Data records
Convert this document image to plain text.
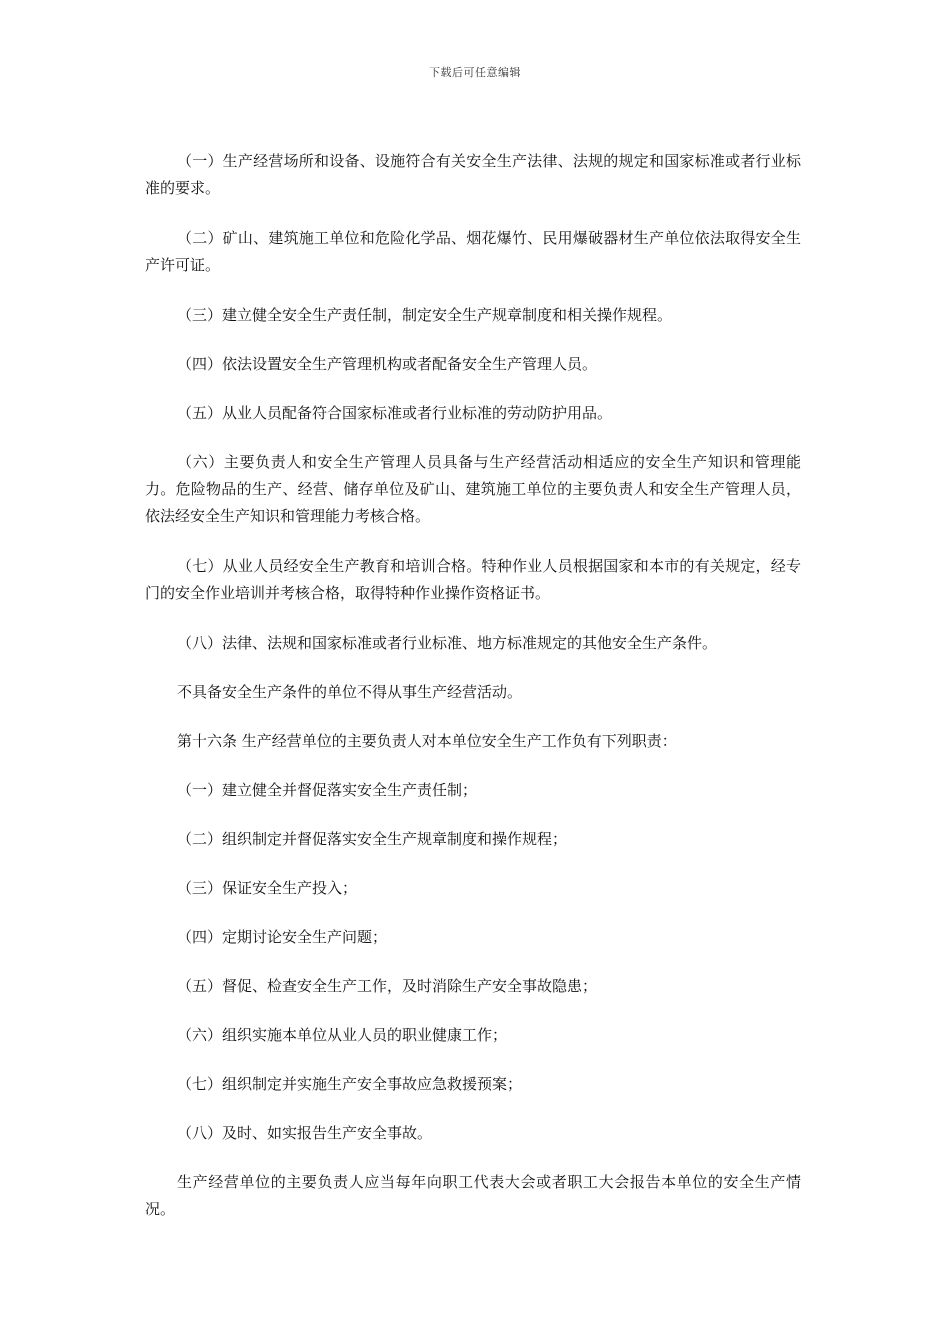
下载后可任意编辑

（一）生产经营场所和设备、设施符合有关安全生产法律、法规的规定和国家标准或者行业标准的要求。

（二）矿山、建筑施工单位和危险化学品、烟花爆竹、民用爆破器材生产单位依法取得安全生产许可证。

（三）建立健全安全生产责任制，制定安全生产规章制度和相关操作规程。

（四）依法设置安全生产管理机构或者配备安全生产管理人员。

（五）从业人员配备符合国家标准或者行业标准的劳动防护用品。

（六）主要负责人和安全生产管理人员具备与生产经营活动相适应的安全生产知识和管理能力。危险物品的生产、经营、储存单位及矿山、建筑施工单位的主要负责人和安全生产管理人员，依法经安全生产知识和管理能力考核合格。

（七）从业人员经安全生产教育和培训合格。特种作业人员根据国家和本市的有关规定，经专门的安全作业培训并考核合格，取得特种作业操作资格证书。

（八）法律、法规和国家标准或者行业标准、地方标准规定的其他安全生产条件。

不具备安全生产条件的单位不得从事生产经营活动。

第十六条 生产经营单位的主要负责人对本单位安全生产工作负有下列职责：

（一）建立健全并督促落实安全生产责任制；

（二）组织制定并督促落实安全生产规章制度和操作规程；

（三）保证安全生产投入；

（四）定期讨论安全生产问题；

（五）督促、检查安全生产工作，及时消除生产安全事故隐患；

（六）组织实施本单位从业人员的职业健康工作；

（七）组织制定并实施生产安全事故应急救援预案；

（八）及时、如实报告生产安全事故。

生产经营单位的主要负责人应当每年向职工代表大会或者职工大会报告本单位的安全生产情况。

» TASK: Reproduce every entry word for word, but skip any pictures.

» COMPLETED EXERCISE:
Convert this document image to plain text.
下载后可任意编辑

（一）生产经营场所和设备、设施符合有关安全生产法律、法规的规定和国家标准或者行业标准的要求。

（二）矿山、建筑施工单位和危险化学品、烟花爆竹、民用爆破器材生产单位依法取得安全生产许可证。

（三）建立健全安全生产责任制，制定安全生产规章制度和相关操作规程。

（四）依法设置安全生产管理机构或者配备安全生产管理人员。

（五）从业人员配备符合国家标准或者行业标准的劳动防护用品。

（六）主要负责人和安全生产管理人员具备与生产经营活动相适应的安全生产知识和管理能力。危险物品的生产、经营、储存单位及矿山、建筑施工单位的主要负责人和安全生产管理人员，依法经安全生产知识和管理能力考核合格。

（七）从业人员经安全生产教育和培训合格。特种作业人员根据国家和本市的有关规定，经专门的安全作业培训并考核合格，取得特种作业操作资格证书。

（八）法律、法规和国家标准或者行业标准、地方标准规定的其他安全生产条件。

不具备安全生产条件的单位不得从事生产经营活动。

第十六条 生产经营单位的主要负责人对本单位安全生产工作负有下列职责：

（一）建立健全并督促落实安全生产责任制；

（二）组织制定并督促落实安全生产规章制度和操作规程；

（三）保证安全生产投入；

（四）定期讨论安全生产问题；

（五）督促、检查安全生产工作，及时消除生产安全事故隐患；

（六）组织实施本单位从业人员的职业健康工作；

（七）组织制定并实施生产安全事故应急救援预案；

（八）及时、如实报告生产安全事故。

生产经营单位的主要负责人应当每年向职工代表大会或者职工大会报告本单位的安全生产情况。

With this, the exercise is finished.